**Task to complete**
Print the entries below in their entirety, exactly as they are written.

** BEGIN Data supplied **

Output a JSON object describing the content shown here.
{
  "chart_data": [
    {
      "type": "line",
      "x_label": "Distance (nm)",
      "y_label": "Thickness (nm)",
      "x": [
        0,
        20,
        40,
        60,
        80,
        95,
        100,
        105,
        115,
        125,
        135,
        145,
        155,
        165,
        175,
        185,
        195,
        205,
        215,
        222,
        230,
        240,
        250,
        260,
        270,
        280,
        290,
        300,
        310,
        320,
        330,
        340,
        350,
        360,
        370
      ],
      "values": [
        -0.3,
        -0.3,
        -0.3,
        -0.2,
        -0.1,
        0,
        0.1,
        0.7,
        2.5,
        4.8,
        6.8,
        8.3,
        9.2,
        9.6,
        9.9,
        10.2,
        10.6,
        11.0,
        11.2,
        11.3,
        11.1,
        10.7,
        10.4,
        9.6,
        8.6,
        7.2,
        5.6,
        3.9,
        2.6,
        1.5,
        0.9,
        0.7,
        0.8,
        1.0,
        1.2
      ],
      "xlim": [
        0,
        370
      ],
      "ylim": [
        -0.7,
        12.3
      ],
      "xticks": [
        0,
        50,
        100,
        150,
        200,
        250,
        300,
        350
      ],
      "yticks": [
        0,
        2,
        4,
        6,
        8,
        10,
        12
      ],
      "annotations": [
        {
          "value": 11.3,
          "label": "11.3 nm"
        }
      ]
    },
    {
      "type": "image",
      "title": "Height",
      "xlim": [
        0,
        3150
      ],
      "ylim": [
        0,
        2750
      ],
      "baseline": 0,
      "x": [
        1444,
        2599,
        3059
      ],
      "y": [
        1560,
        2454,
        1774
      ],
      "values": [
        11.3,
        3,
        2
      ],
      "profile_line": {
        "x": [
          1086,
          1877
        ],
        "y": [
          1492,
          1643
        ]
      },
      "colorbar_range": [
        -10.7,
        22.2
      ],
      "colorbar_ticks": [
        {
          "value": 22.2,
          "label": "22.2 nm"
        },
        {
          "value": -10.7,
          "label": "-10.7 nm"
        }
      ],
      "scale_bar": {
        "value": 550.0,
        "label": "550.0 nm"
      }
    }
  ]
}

** END Data supplied **

**Full response**
Output a JSON object describing the content shown here.
{
  "chart_data": [
    {
      "type": "line",
      "x_label": "Distance (nm)",
      "y_label": "Thickness (nm)",
      "x": [
        0,
        20,
        40,
        60,
        80,
        95,
        100,
        105,
        115,
        125,
        135,
        145,
        155,
        165,
        175,
        185,
        195,
        205,
        215,
        222,
        230,
        240,
        250,
        260,
        270,
        280,
        290,
        300,
        310,
        320,
        330,
        340,
        350,
        360,
        370
      ],
      "values": [
        -0.3,
        -0.3,
        -0.3,
        -0.2,
        -0.1,
        0,
        0.1,
        0.7,
        2.5,
        4.8,
        6.8,
        8.3,
        9.2,
        9.6,
        9.9,
        10.2,
        10.6,
        11.0,
        11.2,
        11.3,
        11.1,
        10.7,
        10.4,
        9.6,
        8.6,
        7.2,
        5.6,
        3.9,
        2.6,
        1.5,
        0.9,
        0.7,
        0.8,
        1.0,
        1.2
      ],
      "xlim": [
        0,
        370
      ],
      "ylim": [
        -0.7,
        12.3
      ],
      "xticks": [
        0,
        50,
        100,
        150,
        200,
        250,
        300,
        350
      ],
      "yticks": [
        0,
        2,
        4,
        6,
        8,
        10,
        12
      ],
      "annotations": [
        {
          "value": 11.3,
          "label": "11.3 nm"
        }
      ]
    },
    {
      "type": "image",
      "title": "Height",
      "xlim": [
        0,
        3150
      ],
      "ylim": [
        0,
        2750
      ],
      "baseline": 0,
      "x": [
        1444,
        2599,
        3059
      ],
      "y": [
        1560,
        2454,
        1774
      ],
      "values": [
        11.3,
        3,
        2
      ],
      "profile_line": {
        "x": [
          1086,
          1877
        ],
        "y": [
          1492,
          1643
        ]
      },
      "colorbar_range": [
        -10.7,
        22.2
      ],
      "colorbar_ticks": [
        {
          "value": 22.2,
          "label": "22.2 nm"
        },
        {
          "value": -10.7,
          "label": "-10.7 nm"
        }
      ],
      "scale_bar": {
        "value": 550.0,
        "label": "550.0 nm"
      }
    }
  ]
}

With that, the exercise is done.